■ **Set problem**
Transcribe the records below exactly as they appear.
-- Provided entries start --
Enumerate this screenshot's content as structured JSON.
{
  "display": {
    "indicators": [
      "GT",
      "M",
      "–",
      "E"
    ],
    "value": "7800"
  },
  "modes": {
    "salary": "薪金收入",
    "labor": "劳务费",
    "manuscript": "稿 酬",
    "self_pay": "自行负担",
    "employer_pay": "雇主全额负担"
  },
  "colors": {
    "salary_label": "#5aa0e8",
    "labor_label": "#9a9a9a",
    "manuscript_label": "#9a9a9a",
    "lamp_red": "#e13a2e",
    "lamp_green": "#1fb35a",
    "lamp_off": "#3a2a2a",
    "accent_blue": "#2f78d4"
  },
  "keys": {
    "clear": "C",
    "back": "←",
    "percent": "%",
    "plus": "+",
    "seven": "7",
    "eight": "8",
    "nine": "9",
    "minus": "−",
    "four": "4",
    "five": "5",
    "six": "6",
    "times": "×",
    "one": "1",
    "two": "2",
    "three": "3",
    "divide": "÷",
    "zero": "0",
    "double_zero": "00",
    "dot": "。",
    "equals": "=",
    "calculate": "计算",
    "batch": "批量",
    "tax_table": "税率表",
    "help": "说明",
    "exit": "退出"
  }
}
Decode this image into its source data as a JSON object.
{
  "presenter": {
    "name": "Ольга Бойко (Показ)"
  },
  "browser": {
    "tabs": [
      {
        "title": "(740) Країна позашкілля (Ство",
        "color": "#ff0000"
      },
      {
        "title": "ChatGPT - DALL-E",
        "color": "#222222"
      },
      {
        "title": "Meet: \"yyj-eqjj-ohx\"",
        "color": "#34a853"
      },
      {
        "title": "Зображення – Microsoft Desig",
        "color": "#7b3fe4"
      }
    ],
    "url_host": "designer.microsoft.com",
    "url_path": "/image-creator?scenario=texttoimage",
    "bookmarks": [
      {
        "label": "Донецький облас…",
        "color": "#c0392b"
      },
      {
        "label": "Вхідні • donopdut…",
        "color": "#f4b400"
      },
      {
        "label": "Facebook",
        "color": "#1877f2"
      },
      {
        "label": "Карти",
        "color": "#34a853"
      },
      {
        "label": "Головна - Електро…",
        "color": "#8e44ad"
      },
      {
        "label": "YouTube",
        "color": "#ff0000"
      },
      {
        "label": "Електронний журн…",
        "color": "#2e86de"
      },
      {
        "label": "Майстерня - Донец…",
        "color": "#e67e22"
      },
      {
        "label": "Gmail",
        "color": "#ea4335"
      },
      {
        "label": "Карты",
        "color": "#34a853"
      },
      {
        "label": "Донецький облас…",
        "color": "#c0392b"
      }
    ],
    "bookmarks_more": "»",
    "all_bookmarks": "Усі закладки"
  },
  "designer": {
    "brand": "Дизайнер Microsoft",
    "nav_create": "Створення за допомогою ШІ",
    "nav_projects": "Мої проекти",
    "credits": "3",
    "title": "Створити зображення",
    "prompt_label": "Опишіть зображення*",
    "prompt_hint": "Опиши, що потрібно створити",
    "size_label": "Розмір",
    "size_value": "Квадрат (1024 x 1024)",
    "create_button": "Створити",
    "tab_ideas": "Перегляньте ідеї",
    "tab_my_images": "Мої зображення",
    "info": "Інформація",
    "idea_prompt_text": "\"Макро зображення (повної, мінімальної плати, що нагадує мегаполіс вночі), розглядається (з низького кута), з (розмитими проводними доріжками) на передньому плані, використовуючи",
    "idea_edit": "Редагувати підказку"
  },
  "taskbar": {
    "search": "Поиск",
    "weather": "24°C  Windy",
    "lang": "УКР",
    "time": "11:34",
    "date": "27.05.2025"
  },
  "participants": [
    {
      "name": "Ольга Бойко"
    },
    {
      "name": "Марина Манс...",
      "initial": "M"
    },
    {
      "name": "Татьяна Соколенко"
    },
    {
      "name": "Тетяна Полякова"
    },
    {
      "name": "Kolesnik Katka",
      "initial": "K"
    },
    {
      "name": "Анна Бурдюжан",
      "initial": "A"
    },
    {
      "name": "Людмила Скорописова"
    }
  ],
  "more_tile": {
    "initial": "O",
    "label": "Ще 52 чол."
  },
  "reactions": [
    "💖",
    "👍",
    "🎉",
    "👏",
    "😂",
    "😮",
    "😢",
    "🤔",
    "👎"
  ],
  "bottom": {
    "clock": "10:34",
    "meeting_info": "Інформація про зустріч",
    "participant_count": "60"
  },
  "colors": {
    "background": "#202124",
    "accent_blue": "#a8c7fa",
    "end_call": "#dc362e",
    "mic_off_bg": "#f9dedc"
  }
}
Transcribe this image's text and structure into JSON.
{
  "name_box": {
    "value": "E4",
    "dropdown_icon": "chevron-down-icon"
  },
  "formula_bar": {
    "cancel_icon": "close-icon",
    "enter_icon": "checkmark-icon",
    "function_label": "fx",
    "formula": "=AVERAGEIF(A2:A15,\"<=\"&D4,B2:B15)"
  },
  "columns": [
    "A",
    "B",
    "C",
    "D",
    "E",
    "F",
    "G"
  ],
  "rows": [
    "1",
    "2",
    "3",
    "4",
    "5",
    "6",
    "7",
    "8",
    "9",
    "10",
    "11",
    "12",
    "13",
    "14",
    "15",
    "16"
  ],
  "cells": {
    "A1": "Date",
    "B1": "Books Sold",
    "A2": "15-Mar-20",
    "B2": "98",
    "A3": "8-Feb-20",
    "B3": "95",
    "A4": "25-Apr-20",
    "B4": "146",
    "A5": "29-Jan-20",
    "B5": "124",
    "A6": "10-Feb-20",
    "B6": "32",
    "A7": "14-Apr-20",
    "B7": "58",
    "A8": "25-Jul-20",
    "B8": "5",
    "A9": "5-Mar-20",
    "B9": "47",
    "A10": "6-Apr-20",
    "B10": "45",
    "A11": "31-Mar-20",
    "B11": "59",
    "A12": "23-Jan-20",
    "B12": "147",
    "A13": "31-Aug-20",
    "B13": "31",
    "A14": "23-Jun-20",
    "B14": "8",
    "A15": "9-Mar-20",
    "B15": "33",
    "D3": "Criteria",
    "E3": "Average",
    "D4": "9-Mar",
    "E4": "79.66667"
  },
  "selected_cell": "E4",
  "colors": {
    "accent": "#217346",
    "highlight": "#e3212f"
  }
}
-- Provided entries end --
■ **Task response**
Enumerate this screenshot's content as structured JSON.
{
  "display": {
    "indicators": [
      "GT",
      "M",
      "–",
      "E"
    ],
    "value": "7800"
  },
  "modes": {
    "salary": "薪金收入",
    "labor": "劳务费",
    "manuscript": "稿 酬",
    "self_pay": "自行负担",
    "employer_pay": "雇主全额负担"
  },
  "colors": {
    "salary_label": "#5aa0e8",
    "labor_label": "#9a9a9a",
    "manuscript_label": "#9a9a9a",
    "lamp_red": "#e13a2e",
    "lamp_green": "#1fb35a",
    "lamp_off": "#3a2a2a",
    "accent_blue": "#2f78d4"
  },
  "keys": {
    "clear": "C",
    "back": "←",
    "percent": "%",
    "plus": "+",
    "seven": "7",
    "eight": "8",
    "nine": "9",
    "minus": "−",
    "four": "4",
    "five": "5",
    "six": "6",
    "times": "×",
    "one": "1",
    "two": "2",
    "three": "3",
    "divide": "÷",
    "zero": "0",
    "double_zero": "00",
    "dot": "。",
    "equals": "=",
    "calculate": "计算",
    "batch": "批量",
    "tax_table": "税率表",
    "help": "说明",
    "exit": "退出"
  }
}
Decode this image into its source data as a JSON object.
{
  "presenter": {
    "name": "Ольга Бойко (Показ)"
  },
  "browser": {
    "tabs": [
      {
        "title": "(740) Країна позашкілля (Ство",
        "color": "#ff0000"
      },
      {
        "title": "ChatGPT - DALL-E",
        "color": "#222222"
      },
      {
        "title": "Meet: \"yyj-eqjj-ohx\"",
        "color": "#34a853"
      },
      {
        "title": "Зображення – Microsoft Desig",
        "color": "#7b3fe4"
      }
    ],
    "url_host": "designer.microsoft.com",
    "url_path": "/image-creator?scenario=texttoimage",
    "bookmarks": [
      {
        "label": "Донецький облас…",
        "color": "#c0392b"
      },
      {
        "label": "Вхідні • donopdut…",
        "color": "#f4b400"
      },
      {
        "label": "Facebook",
        "color": "#1877f2"
      },
      {
        "label": "Карти",
        "color": "#34a853"
      },
      {
        "label": "Головна - Електро…",
        "color": "#8e44ad"
      },
      {
        "label": "YouTube",
        "color": "#ff0000"
      },
      {
        "label": "Електронний журн…",
        "color": "#2e86de"
      },
      {
        "label": "Майстерня - Донец…",
        "color": "#e67e22"
      },
      {
        "label": "Gmail",
        "color": "#ea4335"
      },
      {
        "label": "Карты",
        "color": "#34a853"
      },
      {
        "label": "Донецький облас…",
        "color": "#c0392b"
      }
    ],
    "bookmarks_more": "»",
    "all_bookmarks": "Усі закладки"
  },
  "designer": {
    "brand": "Дизайнер Microsoft",
    "nav_create": "Створення за допомогою ШІ",
    "nav_projects": "Мої проекти",
    "credits": "3",
    "title": "Створити зображення",
    "prompt_label": "Опишіть зображення*",
    "prompt_hint": "Опиши, що потрібно створити",
    "size_label": "Розмір",
    "size_value": "Квадрат (1024 x 1024)",
    "create_button": "Створити",
    "tab_ideas": "Перегляньте ідеї",
    "tab_my_images": "Мої зображення",
    "info": "Інформація",
    "idea_prompt_text": "\"Макро зображення (повної, мінімальної плати, що нагадує мегаполіс вночі), розглядається (з низького кута), з (розмитими проводними доріжками) на передньому плані, використовуючи",
    "idea_edit": "Редагувати підказку"
  },
  "taskbar": {
    "search": "Поиск",
    "weather": "24°C  Windy",
    "lang": "УКР",
    "time": "11:34",
    "date": "27.05.2025"
  },
  "participants": [
    {
      "name": "Ольга Бойко"
    },
    {
      "name": "Марина Манс...",
      "initial": "M"
    },
    {
      "name": "Татьяна Соколенко"
    },
    {
      "name": "Тетяна Полякова"
    },
    {
      "name": "Kolesnik Katka",
      "initial": "K"
    },
    {
      "name": "Анна Бурдюжан",
      "initial": "A"
    },
    {
      "name": "Людмила Скорописова"
    }
  ],
  "more_tile": {
    "initial": "O",
    "label": "Ще 52 чол."
  },
  "reactions": [
    "💖",
    "👍",
    "🎉",
    "👏",
    "😂",
    "😮",
    "😢",
    "🤔",
    "👎"
  ],
  "bottom": {
    "clock": "10:34",
    "meeting_info": "Інформація про зустріч",
    "participant_count": "60"
  },
  "colors": {
    "background": "#202124",
    "accent_blue": "#a8c7fa",
    "end_call": "#dc362e",
    "mic_off_bg": "#f9dedc"
  }
}
Transcribe this image's text and structure into JSON.
{
  "name_box": {
    "value": "E4",
    "dropdown_icon": "chevron-down-icon"
  },
  "formula_bar": {
    "cancel_icon": "close-icon",
    "enter_icon": "checkmark-icon",
    "function_label": "fx",
    "formula": "=AVERAGEIF(A2:A15,\"<=\"&D4,B2:B15)"
  },
  "columns": [
    "A",
    "B",
    "C",
    "D",
    "E",
    "F",
    "G"
  ],
  "rows": [
    "1",
    "2",
    "3",
    "4",
    "5",
    "6",
    "7",
    "8",
    "9",
    "10",
    "11",
    "12",
    "13",
    "14",
    "15",
    "16"
  ],
  "cells": {
    "A1": "Date",
    "B1": "Books Sold",
    "A2": "15-Mar-20",
    "B2": "98",
    "A3": "8-Feb-20",
    "B3": "95",
    "A4": "25-Apr-20",
    "B4": "146",
    "A5": "29-Jan-20",
    "B5": "124",
    "A6": "10-Feb-20",
    "B6": "32",
    "A7": "14-Apr-20",
    "B7": "58",
    "A8": "25-Jul-20",
    "B8": "5",
    "A9": "5-Mar-20",
    "B9": "47",
    "A10": "6-Apr-20",
    "B10": "45",
    "A11": "31-Mar-20",
    "B11": "59",
    "A12": "23-Jan-20",
    "B12": "147",
    "A13": "31-Aug-20",
    "B13": "31",
    "A14": "23-Jun-20",
    "B14": "8",
    "A15": "9-Mar-20",
    "B15": "33",
    "D3": "Criteria",
    "E3": "Average",
    "D4": "9-Mar",
    "E4": "79.66667"
  },
  "selected_cell": "E4",
  "colors": {
    "accent": "#217346",
    "highlight": "#e3212f"
  }
}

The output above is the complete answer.